── Data shown

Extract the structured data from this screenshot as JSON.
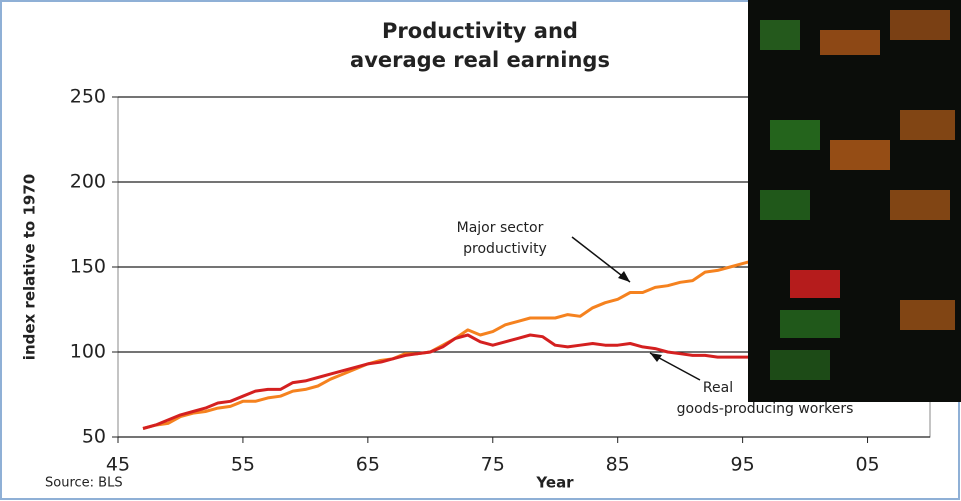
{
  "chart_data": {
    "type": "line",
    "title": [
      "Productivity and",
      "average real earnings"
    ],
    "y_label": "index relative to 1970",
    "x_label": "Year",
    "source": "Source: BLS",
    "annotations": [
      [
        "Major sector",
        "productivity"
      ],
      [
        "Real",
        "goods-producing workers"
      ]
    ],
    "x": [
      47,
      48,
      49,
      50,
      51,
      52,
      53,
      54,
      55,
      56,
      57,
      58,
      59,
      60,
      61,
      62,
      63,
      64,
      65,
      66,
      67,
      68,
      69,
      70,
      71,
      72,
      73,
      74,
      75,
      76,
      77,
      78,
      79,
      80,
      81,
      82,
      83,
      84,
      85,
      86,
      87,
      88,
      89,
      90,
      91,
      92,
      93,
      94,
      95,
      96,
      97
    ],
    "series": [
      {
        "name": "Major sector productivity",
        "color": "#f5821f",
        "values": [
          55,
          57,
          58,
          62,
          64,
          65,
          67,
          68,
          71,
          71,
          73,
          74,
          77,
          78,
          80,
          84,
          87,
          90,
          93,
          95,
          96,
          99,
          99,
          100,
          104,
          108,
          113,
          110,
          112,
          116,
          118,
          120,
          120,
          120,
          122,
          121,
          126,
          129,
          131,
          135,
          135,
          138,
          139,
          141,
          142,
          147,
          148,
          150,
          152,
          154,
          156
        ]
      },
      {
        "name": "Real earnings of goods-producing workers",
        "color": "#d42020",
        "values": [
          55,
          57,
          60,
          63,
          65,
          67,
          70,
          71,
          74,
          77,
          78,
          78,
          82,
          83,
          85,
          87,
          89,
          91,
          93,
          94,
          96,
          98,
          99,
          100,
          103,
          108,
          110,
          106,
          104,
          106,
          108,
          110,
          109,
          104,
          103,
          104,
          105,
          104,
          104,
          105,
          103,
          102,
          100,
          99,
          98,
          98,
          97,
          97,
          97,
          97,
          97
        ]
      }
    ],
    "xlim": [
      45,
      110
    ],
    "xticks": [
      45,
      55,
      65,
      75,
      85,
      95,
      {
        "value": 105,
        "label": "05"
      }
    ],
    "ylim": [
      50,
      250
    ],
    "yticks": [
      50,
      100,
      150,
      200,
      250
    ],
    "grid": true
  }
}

────
── Data shown

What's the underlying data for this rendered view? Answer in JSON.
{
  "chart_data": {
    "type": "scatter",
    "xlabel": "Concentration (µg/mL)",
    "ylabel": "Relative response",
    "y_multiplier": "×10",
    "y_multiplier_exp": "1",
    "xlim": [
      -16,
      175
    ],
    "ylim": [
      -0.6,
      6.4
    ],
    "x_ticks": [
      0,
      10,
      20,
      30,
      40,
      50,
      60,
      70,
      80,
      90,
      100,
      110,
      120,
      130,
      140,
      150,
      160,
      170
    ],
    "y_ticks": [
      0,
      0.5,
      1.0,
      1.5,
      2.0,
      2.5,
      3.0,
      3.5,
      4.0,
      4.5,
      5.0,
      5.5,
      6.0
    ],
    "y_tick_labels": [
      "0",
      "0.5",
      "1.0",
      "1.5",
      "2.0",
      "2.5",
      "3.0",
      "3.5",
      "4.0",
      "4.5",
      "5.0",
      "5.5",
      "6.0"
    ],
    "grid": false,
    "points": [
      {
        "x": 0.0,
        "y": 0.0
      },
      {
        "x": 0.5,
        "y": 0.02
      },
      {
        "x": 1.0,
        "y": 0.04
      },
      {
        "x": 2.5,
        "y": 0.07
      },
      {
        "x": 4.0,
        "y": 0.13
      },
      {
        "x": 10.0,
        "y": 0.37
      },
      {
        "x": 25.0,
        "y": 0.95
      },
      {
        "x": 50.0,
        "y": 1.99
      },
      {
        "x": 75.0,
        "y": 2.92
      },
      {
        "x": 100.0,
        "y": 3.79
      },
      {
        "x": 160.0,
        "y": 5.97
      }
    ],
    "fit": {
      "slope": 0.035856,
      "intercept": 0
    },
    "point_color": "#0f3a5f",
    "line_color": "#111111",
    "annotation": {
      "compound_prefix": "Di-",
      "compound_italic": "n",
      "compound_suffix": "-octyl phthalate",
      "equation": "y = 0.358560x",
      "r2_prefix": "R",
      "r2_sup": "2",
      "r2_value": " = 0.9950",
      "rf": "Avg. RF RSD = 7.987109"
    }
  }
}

────

Your goal: Copy every line that includes the string "goods" from the material above.

Result of the exercise:
        "goods-producing workers"
        "name": "Real earnings of goods-producing workers",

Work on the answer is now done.